>> START

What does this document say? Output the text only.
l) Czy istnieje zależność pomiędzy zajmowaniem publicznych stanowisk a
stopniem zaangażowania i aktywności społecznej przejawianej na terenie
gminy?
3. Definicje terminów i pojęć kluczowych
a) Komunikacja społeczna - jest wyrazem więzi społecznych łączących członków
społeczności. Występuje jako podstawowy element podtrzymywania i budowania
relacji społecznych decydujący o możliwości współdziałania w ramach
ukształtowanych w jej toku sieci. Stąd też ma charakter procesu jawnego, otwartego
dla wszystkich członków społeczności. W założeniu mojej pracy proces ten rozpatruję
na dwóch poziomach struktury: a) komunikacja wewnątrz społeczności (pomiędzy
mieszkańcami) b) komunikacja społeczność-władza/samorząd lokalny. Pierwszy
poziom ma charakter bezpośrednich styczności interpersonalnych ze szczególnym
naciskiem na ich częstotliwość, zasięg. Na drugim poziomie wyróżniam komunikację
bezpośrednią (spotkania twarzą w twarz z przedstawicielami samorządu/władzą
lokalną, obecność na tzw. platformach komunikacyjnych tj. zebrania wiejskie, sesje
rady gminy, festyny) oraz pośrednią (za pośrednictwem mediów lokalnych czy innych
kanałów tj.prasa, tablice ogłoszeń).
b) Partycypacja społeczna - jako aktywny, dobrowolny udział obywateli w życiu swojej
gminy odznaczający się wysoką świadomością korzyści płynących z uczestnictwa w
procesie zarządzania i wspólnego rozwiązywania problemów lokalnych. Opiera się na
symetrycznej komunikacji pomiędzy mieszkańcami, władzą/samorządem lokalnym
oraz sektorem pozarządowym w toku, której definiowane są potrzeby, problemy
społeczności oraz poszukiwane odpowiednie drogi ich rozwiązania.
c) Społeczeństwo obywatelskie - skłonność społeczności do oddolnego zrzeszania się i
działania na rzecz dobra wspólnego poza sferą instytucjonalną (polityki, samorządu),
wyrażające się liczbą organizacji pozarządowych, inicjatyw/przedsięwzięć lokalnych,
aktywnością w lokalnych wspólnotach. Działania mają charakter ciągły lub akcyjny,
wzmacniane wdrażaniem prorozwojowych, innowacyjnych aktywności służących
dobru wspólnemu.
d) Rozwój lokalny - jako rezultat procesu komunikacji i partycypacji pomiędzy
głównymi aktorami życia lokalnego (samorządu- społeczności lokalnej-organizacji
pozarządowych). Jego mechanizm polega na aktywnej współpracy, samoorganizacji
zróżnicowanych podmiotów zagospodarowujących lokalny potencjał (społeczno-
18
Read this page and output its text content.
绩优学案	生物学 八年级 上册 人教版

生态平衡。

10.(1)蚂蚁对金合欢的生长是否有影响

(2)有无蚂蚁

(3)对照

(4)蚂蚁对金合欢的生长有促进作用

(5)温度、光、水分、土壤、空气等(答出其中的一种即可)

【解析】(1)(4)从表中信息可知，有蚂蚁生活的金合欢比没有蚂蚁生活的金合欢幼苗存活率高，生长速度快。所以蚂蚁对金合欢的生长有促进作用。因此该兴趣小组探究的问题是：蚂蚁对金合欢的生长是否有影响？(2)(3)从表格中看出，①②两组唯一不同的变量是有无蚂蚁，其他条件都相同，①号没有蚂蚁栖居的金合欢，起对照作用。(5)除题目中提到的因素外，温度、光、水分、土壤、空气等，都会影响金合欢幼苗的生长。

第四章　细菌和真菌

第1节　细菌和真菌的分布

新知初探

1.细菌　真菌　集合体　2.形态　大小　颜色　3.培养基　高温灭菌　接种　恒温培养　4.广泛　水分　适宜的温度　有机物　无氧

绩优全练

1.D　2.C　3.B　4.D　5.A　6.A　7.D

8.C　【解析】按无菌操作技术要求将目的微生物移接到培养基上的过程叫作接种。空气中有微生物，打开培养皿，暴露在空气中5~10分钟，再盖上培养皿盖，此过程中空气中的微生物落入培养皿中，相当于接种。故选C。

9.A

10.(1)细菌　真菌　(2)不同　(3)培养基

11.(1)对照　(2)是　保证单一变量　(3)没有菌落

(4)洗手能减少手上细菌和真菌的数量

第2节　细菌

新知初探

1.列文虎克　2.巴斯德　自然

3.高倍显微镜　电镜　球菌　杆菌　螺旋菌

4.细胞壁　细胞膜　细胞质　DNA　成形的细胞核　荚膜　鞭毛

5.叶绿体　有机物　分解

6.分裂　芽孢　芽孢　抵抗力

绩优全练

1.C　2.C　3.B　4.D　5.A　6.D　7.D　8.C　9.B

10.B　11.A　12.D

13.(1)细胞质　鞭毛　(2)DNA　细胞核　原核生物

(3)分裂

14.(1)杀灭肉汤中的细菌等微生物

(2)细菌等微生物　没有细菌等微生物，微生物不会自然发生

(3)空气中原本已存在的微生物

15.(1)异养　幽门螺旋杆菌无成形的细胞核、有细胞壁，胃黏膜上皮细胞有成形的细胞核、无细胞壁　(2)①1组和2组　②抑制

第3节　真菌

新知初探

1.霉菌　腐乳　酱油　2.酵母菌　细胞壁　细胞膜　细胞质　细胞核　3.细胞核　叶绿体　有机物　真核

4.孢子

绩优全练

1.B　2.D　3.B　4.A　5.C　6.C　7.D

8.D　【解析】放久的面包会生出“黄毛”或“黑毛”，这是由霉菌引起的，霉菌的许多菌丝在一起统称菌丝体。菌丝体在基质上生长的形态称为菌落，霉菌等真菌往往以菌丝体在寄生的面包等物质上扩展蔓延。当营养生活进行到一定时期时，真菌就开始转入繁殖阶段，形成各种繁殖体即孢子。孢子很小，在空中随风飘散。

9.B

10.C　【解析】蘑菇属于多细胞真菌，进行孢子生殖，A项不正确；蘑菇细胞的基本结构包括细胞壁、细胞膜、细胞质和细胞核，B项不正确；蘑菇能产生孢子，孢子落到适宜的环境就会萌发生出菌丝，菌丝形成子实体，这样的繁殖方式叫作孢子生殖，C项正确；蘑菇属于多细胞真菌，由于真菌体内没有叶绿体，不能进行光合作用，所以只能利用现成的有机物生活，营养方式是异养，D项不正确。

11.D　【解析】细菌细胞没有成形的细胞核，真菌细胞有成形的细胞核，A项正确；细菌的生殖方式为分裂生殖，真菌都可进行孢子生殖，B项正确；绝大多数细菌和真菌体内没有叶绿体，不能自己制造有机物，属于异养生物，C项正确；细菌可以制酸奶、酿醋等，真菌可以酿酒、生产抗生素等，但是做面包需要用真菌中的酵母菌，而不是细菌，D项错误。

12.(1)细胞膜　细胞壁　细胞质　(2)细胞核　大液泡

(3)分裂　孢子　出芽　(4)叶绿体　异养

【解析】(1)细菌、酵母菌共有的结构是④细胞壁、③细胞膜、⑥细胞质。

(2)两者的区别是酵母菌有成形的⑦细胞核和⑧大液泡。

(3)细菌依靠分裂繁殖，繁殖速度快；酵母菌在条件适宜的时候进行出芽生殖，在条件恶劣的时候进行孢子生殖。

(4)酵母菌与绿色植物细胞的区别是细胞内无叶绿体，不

>> END

■ EXERCISE OBJECTIVE ■
Output the records verbatim, from the first line to the last.

■ WRITTEN RESPONSE ■
What does this document say? Output the text only.
l) Czy istnieje zależność pomiędzy zajmowaniem publicznych stanowisk a
stopniem zaangażowania i aktywności społecznej przejawianej na terenie
gminy?
3. Definicje terminów i pojęć kluczowych
a) Komunikacja społeczna - jest wyrazem więzi społecznych łączących członków
społeczności. Występuje jako podstawowy element podtrzymywania i budowania
relacji społecznych decydujący o możliwości współdziałania w ramach
ukształtowanych w jej toku sieci. Stąd też ma charakter procesu jawnego, otwartego
dla wszystkich członków społeczności. W założeniu mojej pracy proces ten rozpatruję
na dwóch poziomach struktury: a) komunikacja wewnątrz społeczności (pomiędzy
mieszkańcami) b) komunikacja społeczność-władza/samorząd lokalny. Pierwszy
poziom ma charakter bezpośrednich styczności interpersonalnych ze szczególnym
naciskiem na ich częstotliwość, zasięg. Na drugim poziomie wyróżniam komunikację
bezpośrednią (spotkania twarzą w twarz z przedstawicielami samorządu/władzą
lokalną, obecność na tzw. platformach komunikacyjnych tj. zebrania wiejskie, sesje
rady gminy, festyny) oraz pośrednią (za pośrednictwem mediów lokalnych czy innych
kanałów tj.prasa, tablice ogłoszeń).
b) Partycypacja społeczna - jako aktywny, dobrowolny udział obywateli w życiu swojej
gminy odznaczający się wysoką świadomością korzyści płynących z uczestnictwa w
procesie zarządzania i wspólnego rozwiązywania problemów lokalnych. Opiera się na
symetrycznej komunikacji pomiędzy mieszkańcami, władzą/samorządem lokalnym
oraz sektorem pozarządowym w toku, której definiowane są potrzeby, problemy
społeczności oraz poszukiwane odpowiednie drogi ich rozwiązania.
c) Społeczeństwo obywatelskie - skłonność społeczności do oddolnego zrzeszania się i
działania na rzecz dobra wspólnego poza sferą instytucjonalną (polityki, samorządu),
wyrażające się liczbą organizacji pozarządowych, inicjatyw/przedsięwzięć lokalnych,
aktywnością w lokalnych wspólnotach. Działania mają charakter ciągły lub akcyjny,
wzmacniane wdrażaniem prorozwojowych, innowacyjnych aktywności służących
dobru wspólnemu.
d) Rozwój lokalny - jako rezultat procesu komunikacji i partycypacji pomiędzy
głównymi aktorami życia lokalnego (samorządu- społeczności lokalnej-organizacji
pozarządowych). Jego mechanizm polega na aktywnej współpracy, samoorganizacji
zróżnicowanych podmiotów zagospodarowujących lokalny potencjał (społeczno-
18
Read this page and output its text content.
绩优学案	生物学 八年级 上册 人教版

生态平衡。

10.(1)蚂蚁对金合欢的生长是否有影响

(2)有无蚂蚁

(3)对照

(4)蚂蚁对金合欢的生长有促进作用

(5)温度、光、水分、土壤、空气等(答出其中的一种即可)

【解析】(1)(4)从表中信息可知，有蚂蚁生活的金合欢比没有蚂蚁生活的金合欢幼苗存活率高，生长速度快。所以蚂蚁对金合欢的生长有促进作用。因此该兴趣小组探究的问题是：蚂蚁对金合欢的生长是否有影响？(2)(3)从表格中看出，①②两组唯一不同的变量是有无蚂蚁，其他条件都相同，①号没有蚂蚁栖居的金合欢，起对照作用。(5)除题目中提到的因素外，温度、光、水分、土壤、空气等，都会影响金合欢幼苗的生长。

第四章　细菌和真菌

第1节　细菌和真菌的分布

新知初探

1.细菌　真菌　集合体　2.形态　大小　颜色　3.培养基　高温灭菌　接种　恒温培养　4.广泛　水分　适宜的温度　有机物　无氧

绩优全练

1.D　2.C　3.B　4.D　5.A　6.A　7.D

8.C　【解析】按无菌操作技术要求将目的微生物移接到培养基上的过程叫作接种。空气中有微生物，打开培养皿，暴露在空气中5~10分钟，再盖上培养皿盖，此过程中空气中的微生物落入培养皿中，相当于接种。故选C。

9.A

10.(1)细菌　真菌　(2)不同　(3)培养基

11.(1)对照　(2)是　保证单一变量　(3)没有菌落

(4)洗手能减少手上细菌和真菌的数量

第2节　细菌

新知初探

1.列文虎克　2.巴斯德　自然

3.高倍显微镜　电镜　球菌　杆菌　螺旋菌

4.细胞壁　细胞膜　细胞质　DNA　成形的细胞核　荚膜　鞭毛

5.叶绿体　有机物　分解

6.分裂　芽孢　芽孢　抵抗力

绩优全练

1.C　2.C　3.B　4.D　5.A　6.D　7.D　8.C　9.B

10.B　11.A　12.D

13.(1)细胞质　鞭毛　(2)DNA　细胞核　原核生物

(3)分裂

14.(1)杀灭肉汤中的细菌等微生物

(2)细菌等微生物　没有细菌等微生物，微生物不会自然发生

(3)空气中原本已存在的微生物

15.(1)异养　幽门螺旋杆菌无成形的细胞核、有细胞壁，胃黏膜上皮细胞有成形的细胞核、无细胞壁　(2)①1组和2组　②抑制

第3节　真菌

新知初探

1.霉菌　腐乳　酱油　2.酵母菌　细胞壁　细胞膜　细胞质　细胞核　3.细胞核　叶绿体　有机物　真核

4.孢子

绩优全练

1.B　2.D　3.B　4.A　5.C　6.C　7.D

8.D　【解析】放久的面包会生出“黄毛”或“黑毛”，这是由霉菌引起的，霉菌的许多菌丝在一起统称菌丝体。菌丝体在基质上生长的形态称为菌落，霉菌等真菌往往以菌丝体在寄生的面包等物质上扩展蔓延。当营养生活进行到一定时期时，真菌就开始转入繁殖阶段，形成各种繁殖体即孢子。孢子很小，在空中随风飘散。

9.B

10.C　【解析】蘑菇属于多细胞真菌，进行孢子生殖，A项不正确；蘑菇细胞的基本结构包括细胞壁、细胞膜、细胞质和细胞核，B项不正确；蘑菇能产生孢子，孢子落到适宜的环境就会萌发生出菌丝，菌丝形成子实体，这样的繁殖方式叫作孢子生殖，C项正确；蘑菇属于多细胞真菌，由于真菌体内没有叶绿体，不能进行光合作用，所以只能利用现成的有机物生活，营养方式是异养，D项不正确。

11.D　【解析】细菌细胞没有成形的细胞核，真菌细胞有成形的细胞核，A项正确；细菌的生殖方式为分裂生殖，真菌都可进行孢子生殖，B项正确；绝大多数细菌和真菌体内没有叶绿体，不能自己制造有机物，属于异养生物，C项正确；细菌可以制酸奶、酿醋等，真菌可以酿酒、生产抗生素等，但是做面包需要用真菌中的酵母菌，而不是细菌，D项错误。

12.(1)细胞膜　细胞壁　细胞质　(2)细胞核　大液泡

(3)分裂　孢子　出芽　(4)叶绿体　异养

【解析】(1)细菌、酵母菌共有的结构是④细胞壁、③细胞膜、⑥细胞质。

(2)两者的区别是酵母菌有成形的⑦细胞核和⑧大液泡。

(3)细菌依靠分裂繁殖，繁殖速度快；酵母菌在条件适宜的时候进行出芽生殖，在条件恶劣的时候进行孢子生殖。

(4)酵母菌与绿色植物细胞的区别是细胞内无叶绿体，不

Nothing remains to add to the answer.